The task: In the comment thread on design and marketing, what does the first comment say separates an iPod from the other players?

Well, it's not all marketing. DESIGN is something else we are pretty good at. That's what separates an iPod from the other players. Who manufactures it is not really important because the manufacturing doesn't contribute much to the value chain.

That's one reason why the PC business is so tough. They took the user interface (the operating system) and standardized on one vendor and one product. The one area computer makers had a chance to differentiate, what the user actually sees, they gave away. There's little to separate one PC from another, they're all simply building a box to host someone else's product. How can you market that?

Granted, marketing can be used to create hype for a product where there isn't anything real to differentiate it. I think those cases are mostly in clothing and fashion.

You can't market something if it doesn't have some cachet. That's what good design provides. Design is what keeps something from being just a commodity.

P.S. The Dyson is a good example of something where there's a real reason to want one to replace what you have. I didn't pay 600 for my Dyson, but it was close. But - It's outstanding engineering that really works. I couldn't believe the crud that came out of my carpets (which I thought were clean).

Posted by: DC [TypeKey Profile Page] at December 27, 2005 10:09 AM

You are right about Dyson and design. But what about the Next Cube? It took a very long time, after the technology was baked, to establish a market for that kind of high end machine. Function-wise, it was nothing that Linux guys don't have today. There are a lot of good designs that sit on the shelf, and a lot of excellent technology that doesn't get applied properly because buyers are often not as discriminating as builders.

There are also anti-innovation forces out there because certain interests cannot or will not capitalize an updated business model. They market against superior design and win.

There are also a lot of inferior technologies and products that enjoy fat market share they don't really deserve. It often takes a huge event to change the public's mind about its naked emperor.

Posted by: Cobb [TypeKey Profile Page] at December 27, 2005 10:41 AM

I personally think that todays products are overtly technological, more than they should be. There's something that grabs me more in a product that just works, and works well, minus all the bells and whistles. I think manufacturers would make a killing just in the fact that they would save millions in marketing expenses. Also, what's wrong with having just a car that drives and does nothing else? Bring Yugo back!!

P.S. Dyson does make a nice product, I'll get one after I'm done paying off the Kirby G5.

Posted by: MichaelEmanuel at December 27, 2005 11:24 AM

My mother gave me her Kirby. The machine was already 20 some years old when I got it. I got rid of it about 3 years ago, after 30 some years of service.

The wife complained it was too heavy.

Posted by: DarkStar [TypeKey Profile Page] at December 27, 2005 12:10 PM

I don't recall the year, but every time I walked into a store I freaked. The first event happened in Rite-Aid; i think happened when I had a headache and was trying to decide what to buy. There were a billion different brands, at a thousand different prices, with a googleplex of different dosages. 80mg, 20mg, one-hundredth of a mg pills, the same formula, Isoprophen, with different brands. The headache grew worse while standing in the aisle.

Got the same thing standing in the cereal aisle.

Nearly went autistic when I walked into a 'Media Play' once - all this crap calling out to me like a croud at a baseball diamond all saying my name at once.

It almost makes one nostalgic for the Soviet system, or as Henry Ford famously stated, "any color you want, as long as it's black".

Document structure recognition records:
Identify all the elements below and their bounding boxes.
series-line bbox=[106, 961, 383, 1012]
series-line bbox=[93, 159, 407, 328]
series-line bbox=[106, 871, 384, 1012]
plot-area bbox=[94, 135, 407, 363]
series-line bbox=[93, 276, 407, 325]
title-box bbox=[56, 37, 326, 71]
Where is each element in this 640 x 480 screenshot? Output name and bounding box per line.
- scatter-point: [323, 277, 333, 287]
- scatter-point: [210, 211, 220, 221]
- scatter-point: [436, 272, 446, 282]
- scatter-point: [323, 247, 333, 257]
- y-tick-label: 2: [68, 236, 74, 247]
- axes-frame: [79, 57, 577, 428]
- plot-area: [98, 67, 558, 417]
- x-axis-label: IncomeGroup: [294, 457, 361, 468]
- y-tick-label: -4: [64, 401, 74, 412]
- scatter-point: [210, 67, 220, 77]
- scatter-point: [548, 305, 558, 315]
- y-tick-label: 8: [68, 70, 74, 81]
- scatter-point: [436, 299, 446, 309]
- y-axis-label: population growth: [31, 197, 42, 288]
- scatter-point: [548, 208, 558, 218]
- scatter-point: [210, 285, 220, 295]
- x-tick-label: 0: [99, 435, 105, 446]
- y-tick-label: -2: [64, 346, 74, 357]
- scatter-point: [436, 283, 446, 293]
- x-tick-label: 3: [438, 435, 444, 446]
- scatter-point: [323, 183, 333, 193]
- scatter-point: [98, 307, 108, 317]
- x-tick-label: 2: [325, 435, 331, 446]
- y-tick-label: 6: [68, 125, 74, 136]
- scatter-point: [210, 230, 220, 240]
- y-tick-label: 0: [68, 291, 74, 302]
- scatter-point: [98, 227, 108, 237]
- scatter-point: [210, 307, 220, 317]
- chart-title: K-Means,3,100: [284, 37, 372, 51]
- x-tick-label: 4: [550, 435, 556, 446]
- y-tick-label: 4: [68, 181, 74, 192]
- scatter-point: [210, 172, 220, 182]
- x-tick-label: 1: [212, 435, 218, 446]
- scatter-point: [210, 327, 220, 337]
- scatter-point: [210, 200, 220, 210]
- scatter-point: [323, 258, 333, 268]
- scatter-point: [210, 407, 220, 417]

Completed task: Design.